Num tempo destes, o mais fácil será fazer do populismo e da demagogia as
principais forças motrizes de canalização, no espaço público, dessa revolta e
dessa iminente impossibilidade de regresso. Agitar o vento, para pessoas sem
raízes, é um meio eficaz de as levar atrás de qualquer coisa, com destaque para
a corrida atrás tanto de um passado sempre possível de ser assinalado como
espectacular, como de um futuro completamente utópico e perfeito. As pessoas
estão a precisar, e depressa, de se agarrar a algo de muito concreto, por mais
inverosímil que lhes pareça. Acreditar, confiar, ser parte.
Em alternativa, ou seja, a via crucis, implica sairmos de casa e irmos
conversar construtivamente uns com os outros, o que não é nada fácil; implica
esconjurar o medo pela via do diálogo, pela participação cívica e política,
pela lenta e humilde edificação, com as nossas próprias mãos, de um futuro
possível, devidamente por nós ponderado, capaz de integrar as várias gerações
vivas; requer disponibilidade para acolher o outro, o diferente, e para a
construção solidária de dias melhores, com compromissos locais muito concretos;
implica tecer a filigrana da ligação, da entreajuda, da rede, da comunidade,
para podermos alcançar em comum dias melhores; subentende a verdade, a
esperança sustentada na verdade e o estabelecimento de novos horizontes, novas
prioridades e metas, longe de qualquer fantasia, o que não é fácil, sobretudo
porque os nossos actuais líderes estão porventura mais desenraizados ainda do
que o comum dos cidadãos, pois vivem no mesmo mundo, com os mesmos problemas,
com a diferença que são chamados a liderar o processo de regresso a um país
desconhecido que, como nós, desconhecem, afastados de qualquer profunda e
humana esperança.

══════════════════════════════

▶ **Instrução dada A**
Segundo o texto sobre o populismo, a via alternativa implica tecer uma filigrana. Enumere tudo aquilo de que essa filigrana é feita.
▶ **Instrução dada B**
Prossiga o texto sobre o populismo a partir da sua última frase, no mesmo registo.

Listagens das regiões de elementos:

══════════════════════════════

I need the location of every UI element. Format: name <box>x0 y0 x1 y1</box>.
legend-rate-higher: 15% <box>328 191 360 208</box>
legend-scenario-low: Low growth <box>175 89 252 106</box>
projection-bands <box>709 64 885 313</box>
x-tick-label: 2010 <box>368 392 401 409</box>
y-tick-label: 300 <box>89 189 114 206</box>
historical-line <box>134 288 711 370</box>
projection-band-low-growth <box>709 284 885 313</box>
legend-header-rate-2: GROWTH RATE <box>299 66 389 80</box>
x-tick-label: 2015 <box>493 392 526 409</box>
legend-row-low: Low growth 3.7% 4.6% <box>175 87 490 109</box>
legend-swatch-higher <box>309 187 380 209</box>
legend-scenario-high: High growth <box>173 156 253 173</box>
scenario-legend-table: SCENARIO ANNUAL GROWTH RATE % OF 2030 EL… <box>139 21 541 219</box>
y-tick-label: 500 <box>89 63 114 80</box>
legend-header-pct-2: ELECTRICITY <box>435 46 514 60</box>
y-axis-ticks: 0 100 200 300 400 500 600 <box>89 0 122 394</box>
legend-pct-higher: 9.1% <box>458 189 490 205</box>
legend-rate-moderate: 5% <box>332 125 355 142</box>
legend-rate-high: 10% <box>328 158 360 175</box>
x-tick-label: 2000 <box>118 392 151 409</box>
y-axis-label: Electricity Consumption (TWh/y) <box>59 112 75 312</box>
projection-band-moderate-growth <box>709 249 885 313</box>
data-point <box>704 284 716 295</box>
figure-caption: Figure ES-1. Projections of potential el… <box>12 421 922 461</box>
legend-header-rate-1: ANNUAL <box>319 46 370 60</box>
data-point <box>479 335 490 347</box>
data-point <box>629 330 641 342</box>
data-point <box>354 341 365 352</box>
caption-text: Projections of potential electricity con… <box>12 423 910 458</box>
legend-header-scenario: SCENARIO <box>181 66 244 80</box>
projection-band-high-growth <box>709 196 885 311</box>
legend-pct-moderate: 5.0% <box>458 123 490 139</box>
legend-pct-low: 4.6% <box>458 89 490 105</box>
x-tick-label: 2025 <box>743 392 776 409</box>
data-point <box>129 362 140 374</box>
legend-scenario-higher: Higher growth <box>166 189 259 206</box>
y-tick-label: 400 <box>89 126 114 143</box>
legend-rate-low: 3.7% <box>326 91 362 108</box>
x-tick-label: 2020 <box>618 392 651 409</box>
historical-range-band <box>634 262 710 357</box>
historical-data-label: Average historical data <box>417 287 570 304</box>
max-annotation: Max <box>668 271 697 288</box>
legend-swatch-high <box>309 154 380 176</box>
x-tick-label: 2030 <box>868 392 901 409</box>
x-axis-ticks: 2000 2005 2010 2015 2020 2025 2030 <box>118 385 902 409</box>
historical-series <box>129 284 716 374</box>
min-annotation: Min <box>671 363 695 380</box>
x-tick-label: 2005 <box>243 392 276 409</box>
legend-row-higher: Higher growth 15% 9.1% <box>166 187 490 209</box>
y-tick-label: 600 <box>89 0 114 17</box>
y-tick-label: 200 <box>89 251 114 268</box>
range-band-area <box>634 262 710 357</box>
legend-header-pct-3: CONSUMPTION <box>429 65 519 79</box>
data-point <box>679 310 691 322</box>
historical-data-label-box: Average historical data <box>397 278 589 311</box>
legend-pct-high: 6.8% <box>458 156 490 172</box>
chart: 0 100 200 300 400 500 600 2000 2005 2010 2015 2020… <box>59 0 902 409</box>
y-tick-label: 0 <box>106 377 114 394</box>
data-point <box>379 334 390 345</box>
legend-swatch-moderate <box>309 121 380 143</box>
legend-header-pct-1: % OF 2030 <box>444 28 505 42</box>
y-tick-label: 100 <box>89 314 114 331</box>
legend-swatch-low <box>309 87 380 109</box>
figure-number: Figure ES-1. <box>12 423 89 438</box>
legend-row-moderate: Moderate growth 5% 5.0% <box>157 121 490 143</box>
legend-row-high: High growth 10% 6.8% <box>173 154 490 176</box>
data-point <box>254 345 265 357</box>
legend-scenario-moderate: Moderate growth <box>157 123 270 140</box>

══════════════════════════════

▶ **Resposta à tarefa A**
A ligação, a entreajuda, a rede e a comunidade.

▶ **Resposta à tarefa B**
Este é um tempo extraordinário, que já colocou em cima da mesa desafios
extraordinários, que requerem ponderações e decisões extraordinárias. E o mais
extraordinário é isto: cada um tem de mudar de vida! E isto não se passa na
casa do vizinho, não dá para fazermos de conta, pois, cada uma e cada um, somos
agora emigrantes na nossa própria terra. Queremos regressar a que futuro? Que valor
queremos passar a gerar, em cima de que valores culturais sociais?
Uma coisa é certa: quem hoje semeia entre lágrimas, há de recolher as espigas
por entre canções de alegria.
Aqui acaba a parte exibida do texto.